▸ Dataset excerpts
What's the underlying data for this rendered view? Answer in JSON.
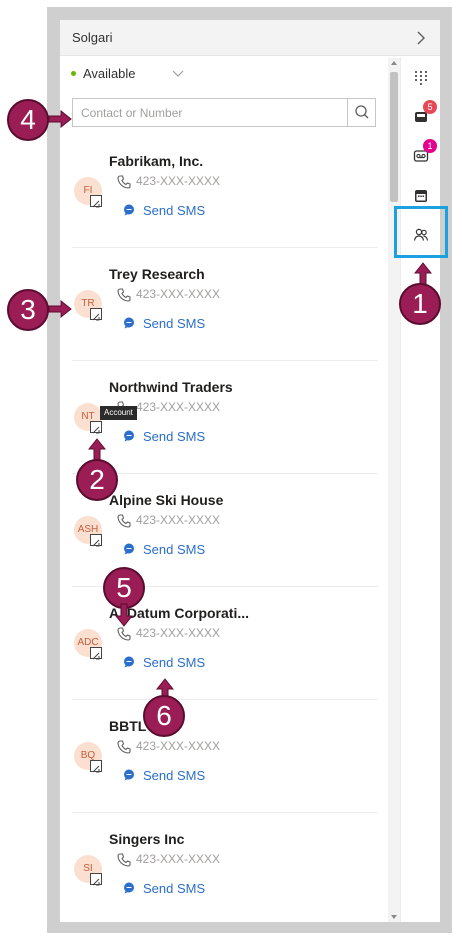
{
  "titlebar": {
    "title": "Solgari"
  },
  "presence": {
    "status": "Available",
    "color": "#6bb700"
  },
  "search": {
    "placeholder": "Contact or Number"
  },
  "contacts": [
    {
      "name": "Fabrikam, Inc.",
      "initials": "FI",
      "phone": "423-XXX-XXXX",
      "action": "Send SMS"
    },
    {
      "name": "Trey Research",
      "initials": "TR",
      "phone": "423-XXX-XXXX",
      "action": "Send SMS"
    },
    {
      "name": "Northwind Traders",
      "initials": "NT",
      "phone": "423-XXX-XXXX",
      "action": "Send SMS"
    },
    {
      "name": "Alpine Ski House",
      "initials": "ASH",
      "phone": "423-XXX-XXXX",
      "action": "Send SMS"
    },
    {
      "name": "A. Datum Corporati...",
      "initials": "ADC",
      "phone": "423-XXX-XXXX",
      "action": "Send SMS"
    },
    {
      "name": "BBTL",
      "initials": "BQ",
      "phone": "423-XXX-XXXX",
      "action": "Send SMS"
    },
    {
      "name": "Singers Inc",
      "initials": "SI",
      "phone": "423-XXX-XXXX",
      "action": "Send SMS"
    }
  ],
  "rail": {
    "items": [
      {
        "icon": "dialpad-icon"
      },
      {
        "icon": "inbox-icon",
        "count": "5",
        "count_color": "#e74856"
      },
      {
        "icon": "voicemail-icon",
        "count": "1",
        "count_color": "#e3008c"
      },
      {
        "icon": "calendar-icon"
      },
      {
        "icon": "contacts-icon"
      }
    ]
  },
  "tooltip": {
    "text": "Account"
  },
  "callouts": [
    "1",
    "2",
    "3",
    "4",
    "5",
    "6"
  ],
  "colors": {
    "accent": "#2b6ecb",
    "highlight": "#1ba1e2",
    "callout": "#9b1d55"
  }
}
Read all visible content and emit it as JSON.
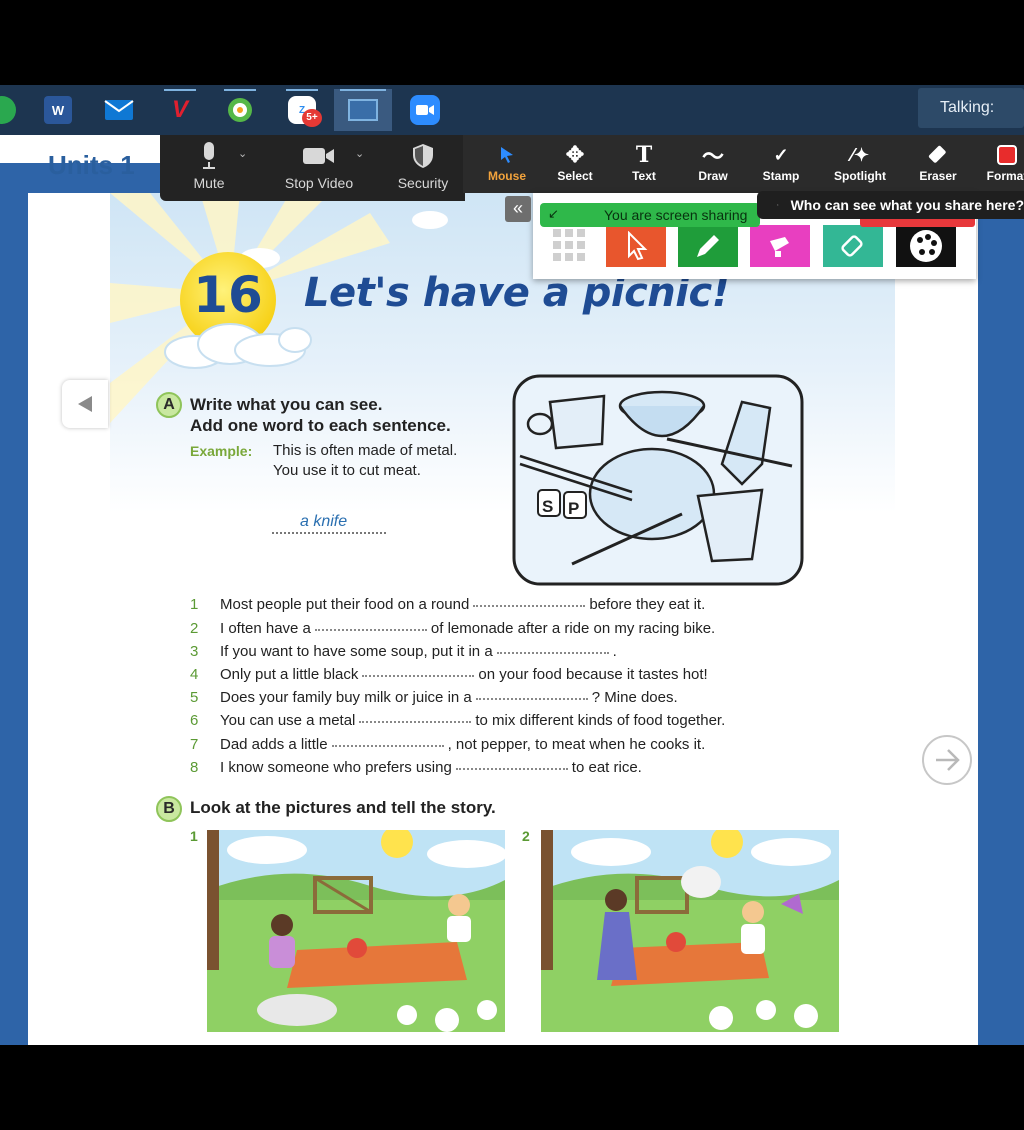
{
  "taskbar": {
    "talking_label": "Talking:",
    "apps": [
      {
        "name": "word-icon",
        "letter": "W",
        "color": "#2b579a"
      },
      {
        "name": "mail-icon",
        "color": "#0f78d4"
      },
      {
        "name": "v-app-icon",
        "letter": "V",
        "color": "#c8202f"
      },
      {
        "name": "green-app-icon",
        "color": "#4caf50"
      },
      {
        "name": "zalo-icon",
        "badge": "5+",
        "color": "#2d8cf0"
      },
      {
        "name": "viewer-app-icon",
        "color": "#3a6ea8"
      },
      {
        "name": "zoom-icon",
        "color": "#2d8cff"
      }
    ]
  },
  "book": {
    "units_title": "Units 1",
    "lesson_number": "16",
    "lesson_title": "Let's have a picnic!"
  },
  "zoom_controls": {
    "mute": "Mute",
    "stop_video": "Stop Video",
    "security": "Security"
  },
  "annotate_toolbar": {
    "items": [
      {
        "label": "Mouse",
        "icon": "cursor-icon",
        "selected": true
      },
      {
        "label": "Select",
        "icon": "move-icon"
      },
      {
        "label": "Text",
        "icon": "text-icon"
      },
      {
        "label": "Draw",
        "icon": "draw-icon"
      },
      {
        "label": "Stamp",
        "icon": "stamp-icon"
      },
      {
        "label": "Spotlight",
        "icon": "spotlight-icon"
      },
      {
        "label": "Eraser",
        "icon": "eraser-icon"
      },
      {
        "label": "Format",
        "icon": "format-icon"
      }
    ]
  },
  "share": {
    "collapse_glyph": "«",
    "status": "You are screen sharing",
    "who_can_see": "Who can see what you share here?"
  },
  "section_a": {
    "letter": "A",
    "instruction_1": "Write what you can see.",
    "instruction_2": "Add one word to each sentence.",
    "example_label": "Example:",
    "example_1": "This is often made of metal.",
    "example_2": "You use it to cut meat.",
    "example_answer": "a knife",
    "questions": [
      {
        "n": "1",
        "before": "Most people put their food on a round",
        "after": "before they eat it."
      },
      {
        "n": "2",
        "before": "I often have a",
        "after": "of lemonade after a ride on my racing bike."
      },
      {
        "n": "3",
        "before": "If you want to have some soup, put it in a",
        "after": "."
      },
      {
        "n": "4",
        "before": "Only put a little black",
        "after": "on your food because it tastes hot!"
      },
      {
        "n": "5",
        "before": "Does your family buy milk or juice in a",
        "after": "? Mine does."
      },
      {
        "n": "6",
        "before": "You can use a metal",
        "after": "to mix different kinds of food together."
      },
      {
        "n": "7",
        "before": "Dad adds a little",
        "after": ", not pepper, to meat when he cooks it."
      },
      {
        "n": "8",
        "before": "I know someone who prefers using",
        "after": "to eat rice."
      }
    ]
  },
  "section_b": {
    "letter": "B",
    "instruction": "Look at the pictures and tell the story.",
    "pictures": [
      "1",
      "2"
    ]
  }
}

▸ Task
Copy the records above exactly, leaving out every picture.

▸ Response to the task
What's the underlying data for this rendered view? Answer in JSON.
{
  "titlebar": {
    "title": "Solgari"
  },
  "presence": {
    "status": "Available",
    "color": "#6bb700"
  },
  "search": {
    "placeholder": "Contact or Number"
  },
  "contacts": [
    {
      "name": "Fabrikam, Inc.",
      "initials": "FI",
      "phone": "423-XXX-XXXX",
      "action": "Send SMS"
    },
    {
      "name": "Trey Research",
      "initials": "TR",
      "phone": "423-XXX-XXXX",
      "action": "Send SMS"
    },
    {
      "name": "Northwind Traders",
      "initials": "NT",
      "phone": "423-XXX-XXXX",
      "action": "Send SMS"
    },
    {
      "name": "Alpine Ski House",
      "initials": "ASH",
      "phone": "423-XXX-XXXX",
      "action": "Send SMS"
    },
    {
      "name": "A. Datum Corporati...",
      "initials": "ADC",
      "phone": "423-XXX-XXXX",
      "action": "Send SMS"
    },
    {
      "name": "BBTL",
      "initials": "BQ",
      "phone": "423-XXX-XXXX",
      "action": "Send SMS"
    },
    {
      "name": "Singers Inc",
      "initials": "SI",
      "phone": "423-XXX-XXXX",
      "action": "Send SMS"
    }
  ],
  "rail": {
    "items": [
      {
        "icon": "dialpad-icon"
      },
      {
        "icon": "inbox-icon",
        "count": "5",
        "count_color": "#e74856"
      },
      {
        "icon": "voicemail-icon",
        "count": "1",
        "count_color": "#e3008c"
      },
      {
        "icon": "calendar-icon"
      },
      {
        "icon": "contacts-icon"
      }
    ]
  },
  "tooltip": {
    "text": "Account"
  },
  "callouts": [
    "1",
    "2",
    "3",
    "4",
    "5",
    "6"
  ],
  "colors": {
    "accent": "#2b6ecb",
    "highlight": "#1ba1e2",
    "callout": "#9b1d55"
  }
}
Read all visible content and emit it as JSON.
{
  "taskbar": {
    "talking_label": "Talking:",
    "apps": [
      {
        "name": "word-icon",
        "letter": "W",
        "color": "#2b579a"
      },
      {
        "name": "mail-icon",
        "color": "#0f78d4"
      },
      {
        "name": "v-app-icon",
        "letter": "V",
        "color": "#c8202f"
      },
      {
        "name": "green-app-icon",
        "color": "#4caf50"
      },
      {
        "name": "zalo-icon",
        "badge": "5+",
        "color": "#2d8cf0"
      },
      {
        "name": "viewer-app-icon",
        "color": "#3a6ea8"
      },
      {
        "name": "zoom-icon",
        "color": "#2d8cff"
      }
    ]
  },
  "book": {
    "units_title": "Units 1",
    "lesson_number": "16",
    "lesson_title": "Let's have a picnic!"
  },
  "zoom_controls": {
    "mute": "Mute",
    "stop_video": "Stop Video",
    "security": "Security"
  },
  "annotate_toolbar": {
    "items": [
      {
        "label": "Mouse",
        "icon": "cursor-icon",
        "selected": true
      },
      {
        "label": "Select",
        "icon": "move-icon"
      },
      {
        "label": "Text",
        "icon": "text-icon"
      },
      {
        "label": "Draw",
        "icon": "draw-icon"
      },
      {
        "label": "Stamp",
        "icon": "stamp-icon"
      },
      {
        "label": "Spotlight",
        "icon": "spotlight-icon"
      },
      {
        "label": "Eraser",
        "icon": "eraser-icon"
      },
      {
        "label": "Format",
        "icon": "format-icon"
      }
    ]
  },
  "share": {
    "collapse_glyph": "«",
    "status": "You are screen sharing",
    "who_can_see": "Who can see what you share here?"
  },
  "section_a": {
    "letter": "A",
    "instruction_1": "Write what you can see.",
    "instruction_2": "Add one word to each sentence.",
    "example_label": "Example:",
    "example_1": "This is often made of metal.",
    "example_2": "You use it to cut meat.",
    "example_answer": "a knife",
    "questions": [
      {
        "n": "1",
        "before": "Most people put their food on a round",
        "after": "before they eat it."
      },
      {
        "n": "2",
        "before": "I often have a",
        "after": "of lemonade after a ride on my racing bike."
      },
      {
        "n": "3",
        "before": "If you want to have some soup, put it in a",
        "after": "."
      },
      {
        "n": "4",
        "before": "Only put a little black",
        "after": "on your food because it tastes hot!"
      },
      {
        "n": "5",
        "before": "Does your family buy milk or juice in a",
        "after": "? Mine does."
      },
      {
        "n": "6",
        "before": "You can use a metal",
        "after": "to mix different kinds of food together."
      },
      {
        "n": "7",
        "before": "Dad adds a little",
        "after": ", not pepper, to meat when he cooks it."
      },
      {
        "n": "8",
        "before": "I know someone who prefers using",
        "after": "to eat rice."
      }
    ]
  },
  "section_b": {
    "letter": "B",
    "instruction": "Look at the pictures and tell the story.",
    "pictures": [
      "1",
      "2"
    ]
  }
}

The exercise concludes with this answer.